Given exercise:
Only lines with the string "side" matter here; gather them from the material below.

[Recorded data]
* Begin *

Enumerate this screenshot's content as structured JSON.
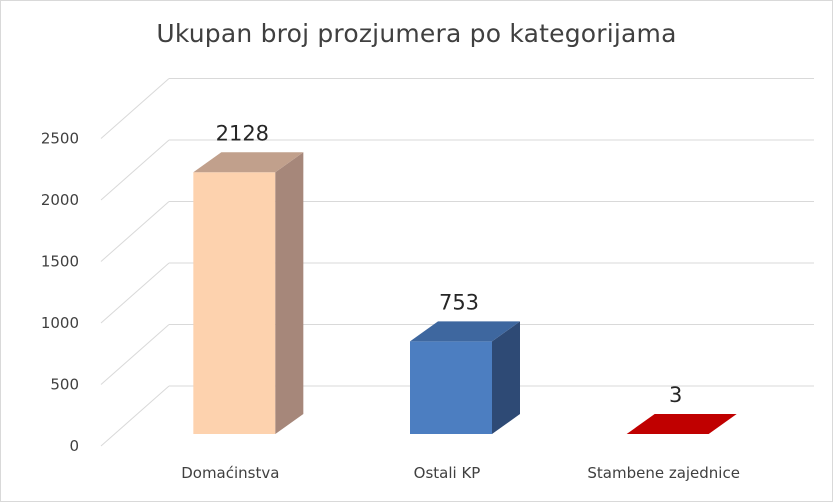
{
  "chart_data": {
    "type": "bar",
    "title": "Ukupan broj prozjumera po kategorijama",
    "xlabel": "",
    "ylabel": "",
    "categories": [
      "Domaćinstva",
      "Ostali KP",
      "Stambene zajednice"
    ],
    "values": [
      2128,
      753,
      3
    ],
    "data_labels": [
      "2128",
      "753",
      "3"
    ],
    "ylim": [
      0,
      2500
    ],
    "yticks": [
      "0",
      "500",
      "1000",
      "1500",
      "2000",
      "2500"
    ],
    "grid": true,
    "legend": "none",
    "style": "3d-column",
    "bar_colors": [
      {
        "front": "#fdd2ae",
        "side": "#a6877a",
        "top": "#c1a08c"
      },
      {
        "front": "#4c7ec1",
        "side": "#2e4a75",
        "top": "#3e679f"
      },
      {
        "front": "#e00000",
        "side": "#8e0000",
        "top": "#c00000"
      }
    ]
  }
}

* End *

Full output:
        "side": "#a6877a",
        "side": "#2e4a75",
        "side": "#8e0000",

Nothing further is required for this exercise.